--- Available records ---

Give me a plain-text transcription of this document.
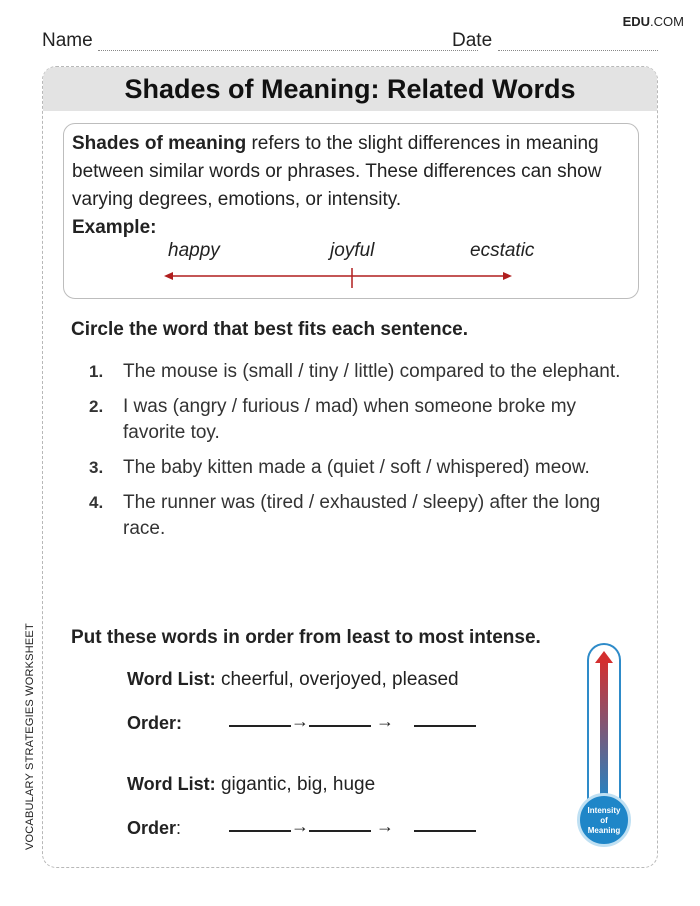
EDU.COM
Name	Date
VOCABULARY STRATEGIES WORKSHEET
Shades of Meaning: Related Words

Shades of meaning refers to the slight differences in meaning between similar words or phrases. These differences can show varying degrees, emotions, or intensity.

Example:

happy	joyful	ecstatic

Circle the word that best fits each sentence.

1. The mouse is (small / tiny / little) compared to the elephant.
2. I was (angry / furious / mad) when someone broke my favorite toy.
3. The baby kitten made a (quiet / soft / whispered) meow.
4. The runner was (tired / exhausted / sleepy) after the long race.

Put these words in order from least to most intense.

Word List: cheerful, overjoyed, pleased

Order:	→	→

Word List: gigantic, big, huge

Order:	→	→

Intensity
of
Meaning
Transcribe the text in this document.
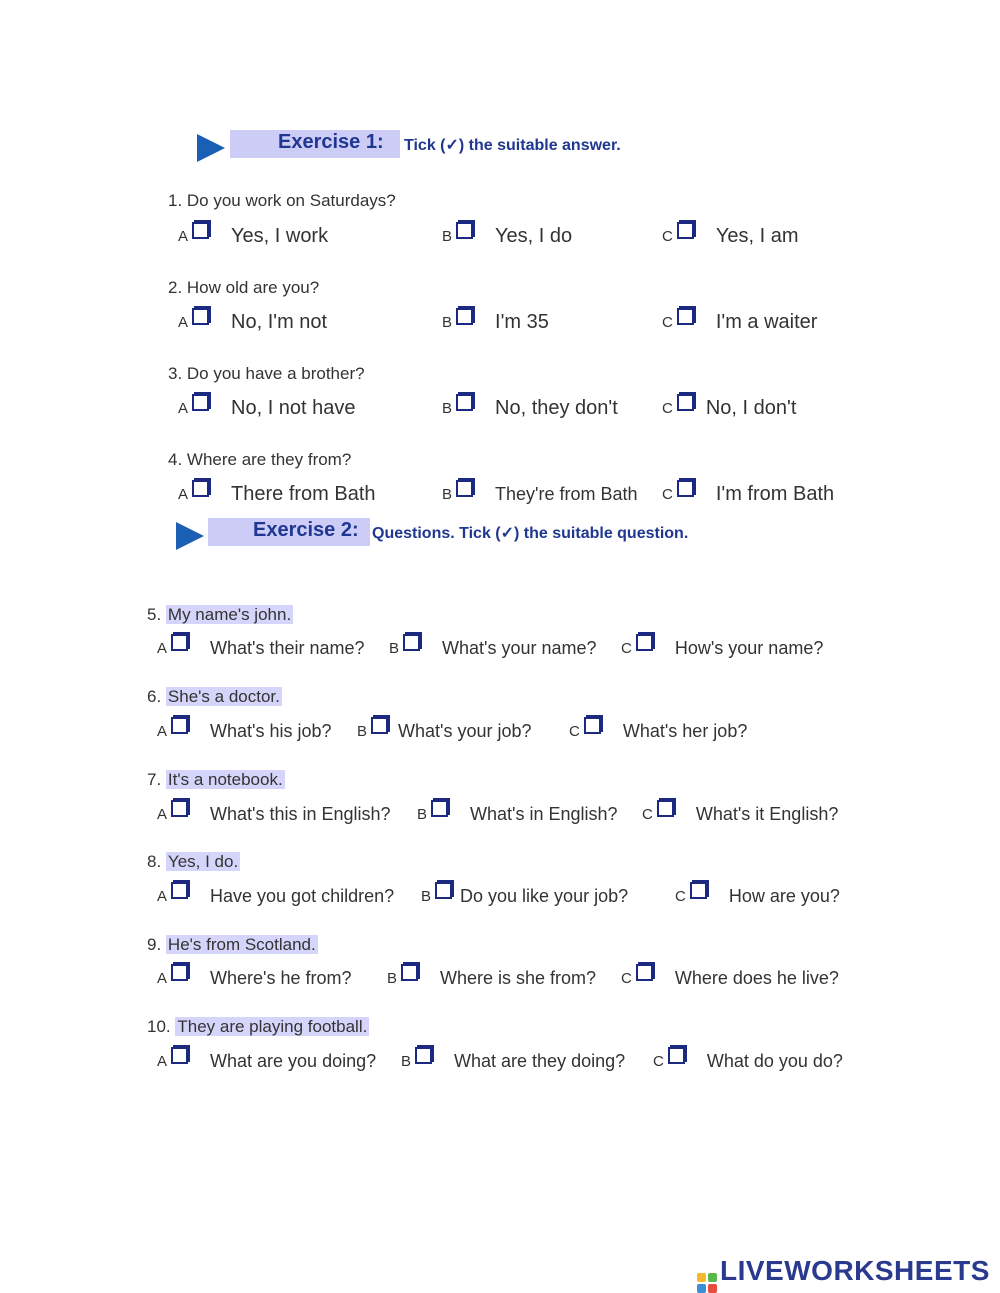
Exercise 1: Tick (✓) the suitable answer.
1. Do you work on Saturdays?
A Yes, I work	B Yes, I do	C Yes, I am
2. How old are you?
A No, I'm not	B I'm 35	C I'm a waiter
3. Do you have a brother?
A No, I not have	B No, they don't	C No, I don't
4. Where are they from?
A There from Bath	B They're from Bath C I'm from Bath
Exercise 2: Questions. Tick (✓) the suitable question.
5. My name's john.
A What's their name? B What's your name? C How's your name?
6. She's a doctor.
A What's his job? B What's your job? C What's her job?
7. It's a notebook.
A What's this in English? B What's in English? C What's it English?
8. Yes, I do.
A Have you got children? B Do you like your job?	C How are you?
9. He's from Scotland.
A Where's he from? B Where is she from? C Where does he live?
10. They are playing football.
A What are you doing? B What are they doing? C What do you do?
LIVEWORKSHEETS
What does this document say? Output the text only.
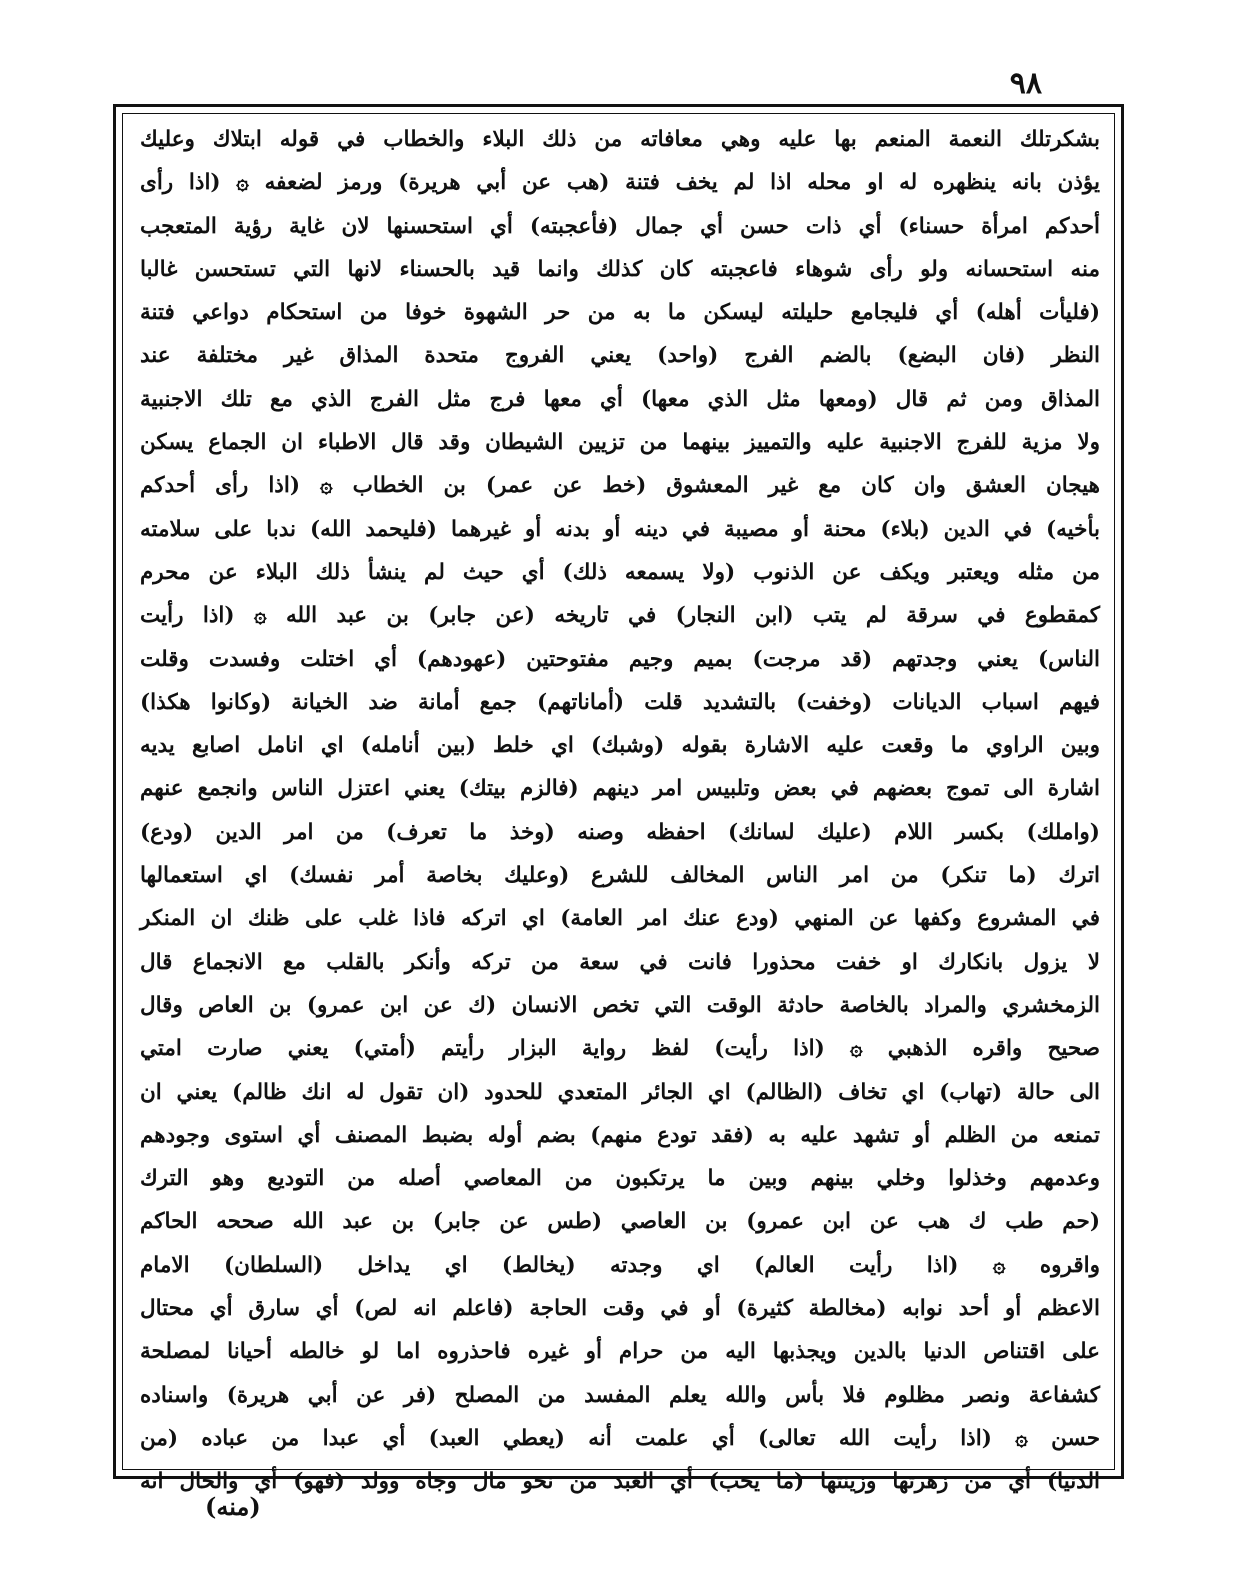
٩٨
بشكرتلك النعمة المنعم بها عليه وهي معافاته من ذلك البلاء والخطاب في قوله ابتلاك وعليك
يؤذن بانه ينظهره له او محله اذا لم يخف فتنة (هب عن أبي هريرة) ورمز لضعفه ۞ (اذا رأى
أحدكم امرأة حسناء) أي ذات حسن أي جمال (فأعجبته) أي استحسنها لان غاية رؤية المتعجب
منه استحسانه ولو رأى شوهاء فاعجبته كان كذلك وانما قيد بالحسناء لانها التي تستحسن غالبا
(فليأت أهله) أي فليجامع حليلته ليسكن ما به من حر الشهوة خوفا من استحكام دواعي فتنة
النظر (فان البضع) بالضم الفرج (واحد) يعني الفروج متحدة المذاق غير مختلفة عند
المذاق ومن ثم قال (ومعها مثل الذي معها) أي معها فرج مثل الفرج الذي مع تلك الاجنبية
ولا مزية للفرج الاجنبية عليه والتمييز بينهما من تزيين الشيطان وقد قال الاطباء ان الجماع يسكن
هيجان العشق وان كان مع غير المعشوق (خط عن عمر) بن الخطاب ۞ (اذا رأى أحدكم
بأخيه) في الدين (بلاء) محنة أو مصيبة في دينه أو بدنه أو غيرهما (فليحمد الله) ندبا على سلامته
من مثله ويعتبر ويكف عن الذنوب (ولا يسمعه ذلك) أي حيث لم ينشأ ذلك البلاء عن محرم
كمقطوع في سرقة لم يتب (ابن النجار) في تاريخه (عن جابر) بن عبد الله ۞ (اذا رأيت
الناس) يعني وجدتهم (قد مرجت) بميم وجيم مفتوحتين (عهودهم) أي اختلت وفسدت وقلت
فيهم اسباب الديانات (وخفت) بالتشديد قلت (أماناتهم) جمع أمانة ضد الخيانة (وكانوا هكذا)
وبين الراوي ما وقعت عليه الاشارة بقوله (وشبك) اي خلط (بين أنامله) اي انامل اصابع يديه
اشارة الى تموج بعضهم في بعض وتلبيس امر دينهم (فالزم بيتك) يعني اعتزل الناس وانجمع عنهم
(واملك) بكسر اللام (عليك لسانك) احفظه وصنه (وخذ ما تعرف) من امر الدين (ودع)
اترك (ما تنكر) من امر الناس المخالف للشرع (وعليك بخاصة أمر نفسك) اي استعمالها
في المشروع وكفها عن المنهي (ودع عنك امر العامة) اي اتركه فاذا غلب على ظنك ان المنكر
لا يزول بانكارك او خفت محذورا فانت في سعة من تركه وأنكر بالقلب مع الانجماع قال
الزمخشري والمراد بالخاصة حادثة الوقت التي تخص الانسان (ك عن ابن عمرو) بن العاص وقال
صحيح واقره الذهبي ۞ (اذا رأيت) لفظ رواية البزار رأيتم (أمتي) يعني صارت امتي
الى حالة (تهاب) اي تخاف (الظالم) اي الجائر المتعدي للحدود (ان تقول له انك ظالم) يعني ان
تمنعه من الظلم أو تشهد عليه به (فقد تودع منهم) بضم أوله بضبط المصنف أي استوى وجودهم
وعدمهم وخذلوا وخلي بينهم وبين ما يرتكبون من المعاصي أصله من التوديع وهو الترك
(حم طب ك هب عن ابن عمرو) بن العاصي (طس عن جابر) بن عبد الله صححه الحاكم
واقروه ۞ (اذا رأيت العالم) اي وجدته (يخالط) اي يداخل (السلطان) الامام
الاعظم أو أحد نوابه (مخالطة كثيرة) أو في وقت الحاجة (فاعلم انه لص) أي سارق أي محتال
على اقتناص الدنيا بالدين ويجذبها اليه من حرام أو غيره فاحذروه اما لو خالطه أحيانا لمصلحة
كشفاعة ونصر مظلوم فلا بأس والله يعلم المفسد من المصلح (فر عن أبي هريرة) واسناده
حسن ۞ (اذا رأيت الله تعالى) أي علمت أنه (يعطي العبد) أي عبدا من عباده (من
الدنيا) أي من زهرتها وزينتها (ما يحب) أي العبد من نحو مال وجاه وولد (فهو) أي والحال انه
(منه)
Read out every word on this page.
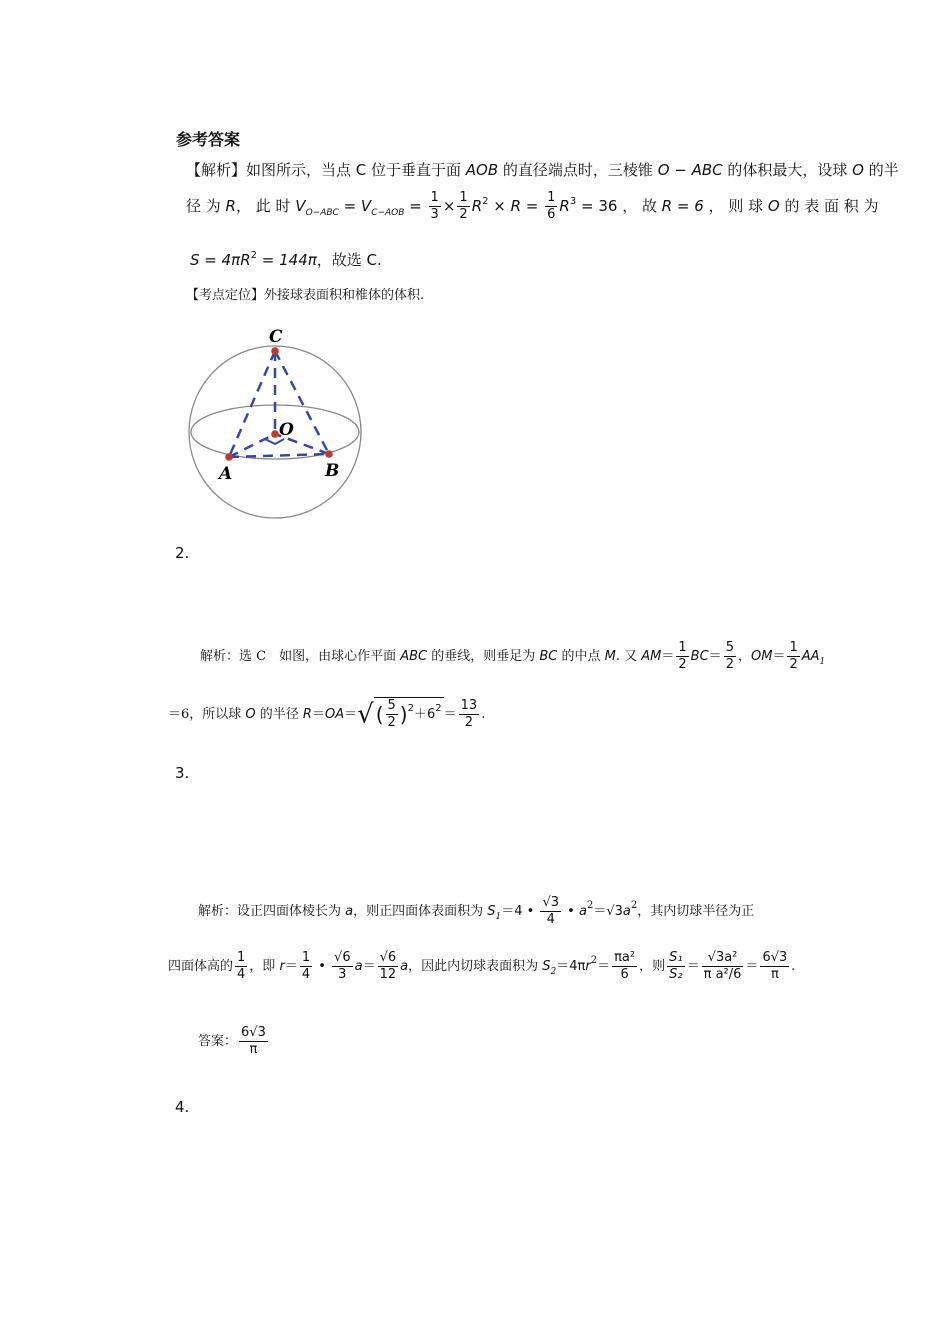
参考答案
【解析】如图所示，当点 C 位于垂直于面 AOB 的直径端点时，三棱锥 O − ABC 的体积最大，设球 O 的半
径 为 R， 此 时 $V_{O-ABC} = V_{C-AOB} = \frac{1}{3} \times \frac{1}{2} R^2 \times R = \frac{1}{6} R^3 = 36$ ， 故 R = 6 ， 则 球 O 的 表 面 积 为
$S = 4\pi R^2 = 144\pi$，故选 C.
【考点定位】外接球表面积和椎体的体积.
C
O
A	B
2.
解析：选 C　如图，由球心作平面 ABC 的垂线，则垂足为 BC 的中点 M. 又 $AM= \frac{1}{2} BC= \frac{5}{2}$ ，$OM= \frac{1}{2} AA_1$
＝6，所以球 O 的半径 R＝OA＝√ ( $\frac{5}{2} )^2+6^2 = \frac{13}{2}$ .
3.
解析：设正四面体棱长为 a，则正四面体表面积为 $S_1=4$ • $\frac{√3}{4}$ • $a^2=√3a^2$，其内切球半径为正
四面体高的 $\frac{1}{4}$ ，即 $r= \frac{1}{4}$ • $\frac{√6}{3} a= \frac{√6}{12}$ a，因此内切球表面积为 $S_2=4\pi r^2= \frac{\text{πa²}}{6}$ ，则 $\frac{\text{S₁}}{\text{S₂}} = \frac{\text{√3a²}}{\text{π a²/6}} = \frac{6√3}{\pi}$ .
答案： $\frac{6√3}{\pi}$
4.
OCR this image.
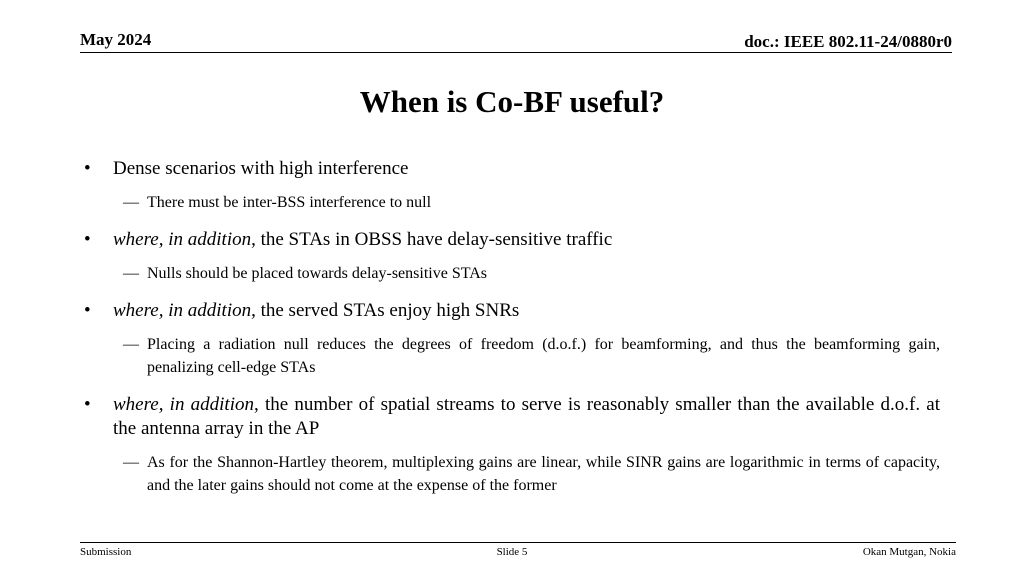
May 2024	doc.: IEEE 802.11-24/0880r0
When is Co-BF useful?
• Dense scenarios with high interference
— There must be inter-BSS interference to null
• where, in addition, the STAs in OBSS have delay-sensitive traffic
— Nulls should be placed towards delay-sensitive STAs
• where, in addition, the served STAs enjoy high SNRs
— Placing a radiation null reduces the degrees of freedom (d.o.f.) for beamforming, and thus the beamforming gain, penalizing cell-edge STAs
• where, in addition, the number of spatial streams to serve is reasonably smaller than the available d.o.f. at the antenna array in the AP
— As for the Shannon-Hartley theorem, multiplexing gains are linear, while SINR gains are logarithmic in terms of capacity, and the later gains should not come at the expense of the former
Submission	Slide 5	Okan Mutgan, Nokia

---

Given exercise: Show all lines from the data above in which the word "وبين" appears.

Written solution:
وبين الراوي ما وقعت عليه الاشارة بقوله (وشبك) اي خلط (بين أنامله) اي انامل اصابع يديه
وعدمهم وخذلوا وخلي بينهم وبين ما يرتكبون من المعاصي أصله من التوديع وهو الترك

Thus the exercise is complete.